SHORT PROBLEM.
Pick out each line of the records in which the word "aspx" appears.

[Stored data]
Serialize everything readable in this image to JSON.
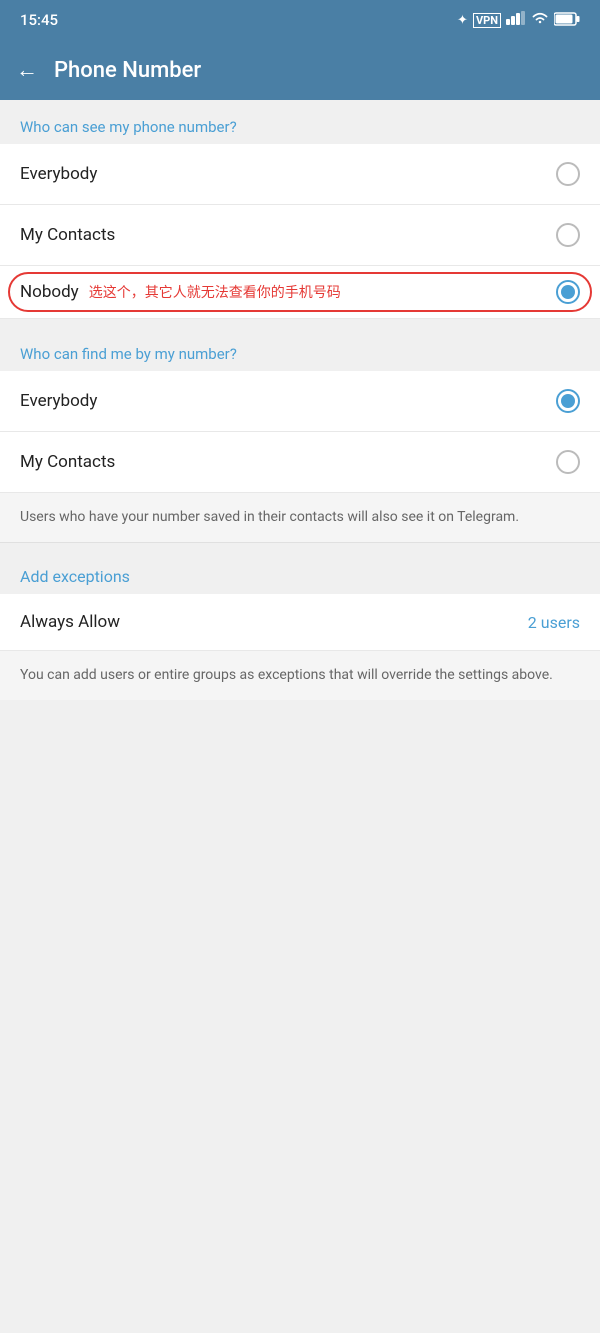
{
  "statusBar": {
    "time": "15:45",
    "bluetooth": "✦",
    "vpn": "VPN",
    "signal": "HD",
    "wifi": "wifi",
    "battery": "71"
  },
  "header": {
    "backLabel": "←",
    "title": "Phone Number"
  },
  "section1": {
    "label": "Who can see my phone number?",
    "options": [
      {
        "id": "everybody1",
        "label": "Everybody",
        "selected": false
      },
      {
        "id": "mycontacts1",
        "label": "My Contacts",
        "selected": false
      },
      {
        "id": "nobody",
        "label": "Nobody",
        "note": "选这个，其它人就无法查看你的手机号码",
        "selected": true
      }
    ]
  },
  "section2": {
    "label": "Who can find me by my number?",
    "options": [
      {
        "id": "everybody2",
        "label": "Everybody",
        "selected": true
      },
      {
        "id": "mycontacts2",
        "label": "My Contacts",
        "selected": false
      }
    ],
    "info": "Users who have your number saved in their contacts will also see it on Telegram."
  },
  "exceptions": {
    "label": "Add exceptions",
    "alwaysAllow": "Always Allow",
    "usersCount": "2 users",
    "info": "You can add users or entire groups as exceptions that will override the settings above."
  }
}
---
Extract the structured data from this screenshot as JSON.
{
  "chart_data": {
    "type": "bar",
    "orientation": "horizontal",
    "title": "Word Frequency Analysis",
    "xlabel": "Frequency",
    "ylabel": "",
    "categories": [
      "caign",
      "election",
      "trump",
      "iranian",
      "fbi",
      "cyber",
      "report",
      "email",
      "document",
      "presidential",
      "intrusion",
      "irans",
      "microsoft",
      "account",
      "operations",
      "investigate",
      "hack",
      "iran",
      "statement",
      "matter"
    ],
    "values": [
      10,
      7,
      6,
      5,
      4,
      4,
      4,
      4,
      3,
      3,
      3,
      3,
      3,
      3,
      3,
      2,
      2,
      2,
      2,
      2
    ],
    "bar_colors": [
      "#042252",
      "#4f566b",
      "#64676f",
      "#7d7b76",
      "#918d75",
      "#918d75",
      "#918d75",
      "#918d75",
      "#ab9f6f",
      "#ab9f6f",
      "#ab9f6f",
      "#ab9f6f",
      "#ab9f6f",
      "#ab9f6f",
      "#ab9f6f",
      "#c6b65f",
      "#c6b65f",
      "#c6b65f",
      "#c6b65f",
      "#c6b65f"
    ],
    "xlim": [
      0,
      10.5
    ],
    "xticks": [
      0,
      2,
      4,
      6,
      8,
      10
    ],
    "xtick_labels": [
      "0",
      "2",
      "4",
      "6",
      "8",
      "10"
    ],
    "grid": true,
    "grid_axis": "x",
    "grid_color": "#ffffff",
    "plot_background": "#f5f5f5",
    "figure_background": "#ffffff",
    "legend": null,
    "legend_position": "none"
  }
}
--
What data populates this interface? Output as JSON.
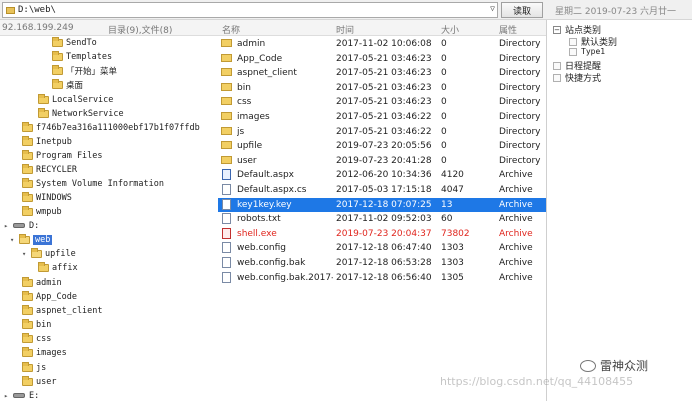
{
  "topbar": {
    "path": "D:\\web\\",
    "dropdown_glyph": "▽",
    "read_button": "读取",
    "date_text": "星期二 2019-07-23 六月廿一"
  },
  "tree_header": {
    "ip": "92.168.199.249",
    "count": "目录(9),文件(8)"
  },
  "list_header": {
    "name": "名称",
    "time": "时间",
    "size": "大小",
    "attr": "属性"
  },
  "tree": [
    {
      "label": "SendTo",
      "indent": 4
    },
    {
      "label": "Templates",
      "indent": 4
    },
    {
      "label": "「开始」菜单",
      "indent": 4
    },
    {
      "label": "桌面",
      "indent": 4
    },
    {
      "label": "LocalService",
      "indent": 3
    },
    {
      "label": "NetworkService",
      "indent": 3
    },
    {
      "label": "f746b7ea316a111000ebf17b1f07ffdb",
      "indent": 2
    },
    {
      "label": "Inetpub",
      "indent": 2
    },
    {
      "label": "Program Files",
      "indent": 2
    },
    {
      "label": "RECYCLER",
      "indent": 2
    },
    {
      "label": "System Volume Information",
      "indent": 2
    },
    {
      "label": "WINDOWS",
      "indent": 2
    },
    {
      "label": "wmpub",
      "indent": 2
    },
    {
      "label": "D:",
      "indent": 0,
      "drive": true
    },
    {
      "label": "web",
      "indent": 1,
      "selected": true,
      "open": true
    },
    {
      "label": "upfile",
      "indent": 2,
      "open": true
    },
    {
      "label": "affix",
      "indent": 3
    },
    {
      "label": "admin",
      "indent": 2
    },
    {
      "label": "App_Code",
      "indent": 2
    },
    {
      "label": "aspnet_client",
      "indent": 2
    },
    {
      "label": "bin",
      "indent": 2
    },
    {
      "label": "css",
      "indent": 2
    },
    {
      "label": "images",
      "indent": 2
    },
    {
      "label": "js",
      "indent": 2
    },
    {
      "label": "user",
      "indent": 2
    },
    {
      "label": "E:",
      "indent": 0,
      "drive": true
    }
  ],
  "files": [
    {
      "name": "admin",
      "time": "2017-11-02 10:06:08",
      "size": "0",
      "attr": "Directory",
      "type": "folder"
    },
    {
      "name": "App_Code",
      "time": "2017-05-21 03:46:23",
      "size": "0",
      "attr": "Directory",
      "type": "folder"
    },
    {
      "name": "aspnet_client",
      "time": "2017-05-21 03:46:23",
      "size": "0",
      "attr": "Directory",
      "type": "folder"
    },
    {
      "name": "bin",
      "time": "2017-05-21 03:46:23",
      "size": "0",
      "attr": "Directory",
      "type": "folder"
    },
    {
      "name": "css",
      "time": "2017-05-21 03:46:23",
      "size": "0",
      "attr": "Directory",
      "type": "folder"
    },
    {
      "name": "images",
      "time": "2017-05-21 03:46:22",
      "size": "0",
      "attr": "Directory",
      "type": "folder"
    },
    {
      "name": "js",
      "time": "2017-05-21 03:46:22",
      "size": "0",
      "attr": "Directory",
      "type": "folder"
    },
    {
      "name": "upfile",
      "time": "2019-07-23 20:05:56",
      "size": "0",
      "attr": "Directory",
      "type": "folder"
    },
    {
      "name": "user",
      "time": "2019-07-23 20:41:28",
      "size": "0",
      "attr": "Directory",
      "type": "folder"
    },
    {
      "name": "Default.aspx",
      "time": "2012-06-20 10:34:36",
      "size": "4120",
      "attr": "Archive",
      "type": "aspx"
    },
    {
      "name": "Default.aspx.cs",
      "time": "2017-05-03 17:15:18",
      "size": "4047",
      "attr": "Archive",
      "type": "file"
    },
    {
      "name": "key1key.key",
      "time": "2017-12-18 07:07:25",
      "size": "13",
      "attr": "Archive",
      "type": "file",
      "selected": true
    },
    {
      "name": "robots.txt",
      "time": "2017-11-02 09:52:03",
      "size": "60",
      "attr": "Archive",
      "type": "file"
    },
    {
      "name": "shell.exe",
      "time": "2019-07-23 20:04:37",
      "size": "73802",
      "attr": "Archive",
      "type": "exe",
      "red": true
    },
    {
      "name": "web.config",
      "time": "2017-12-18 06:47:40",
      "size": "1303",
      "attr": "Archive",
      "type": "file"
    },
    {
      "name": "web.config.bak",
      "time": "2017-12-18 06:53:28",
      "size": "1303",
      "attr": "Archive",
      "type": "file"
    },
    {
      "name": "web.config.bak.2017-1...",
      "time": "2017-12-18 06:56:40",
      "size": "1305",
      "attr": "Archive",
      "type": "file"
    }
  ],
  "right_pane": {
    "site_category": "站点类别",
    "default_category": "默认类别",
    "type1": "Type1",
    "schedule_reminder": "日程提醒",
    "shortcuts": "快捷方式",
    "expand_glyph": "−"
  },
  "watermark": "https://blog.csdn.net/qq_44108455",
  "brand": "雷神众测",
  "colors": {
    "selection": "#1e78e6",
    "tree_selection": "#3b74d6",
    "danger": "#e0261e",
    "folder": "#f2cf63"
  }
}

EXPECTED ANSWER.
      "name": "Default.aspx",
      "type": "aspx"
      "name": "Default.aspx.cs",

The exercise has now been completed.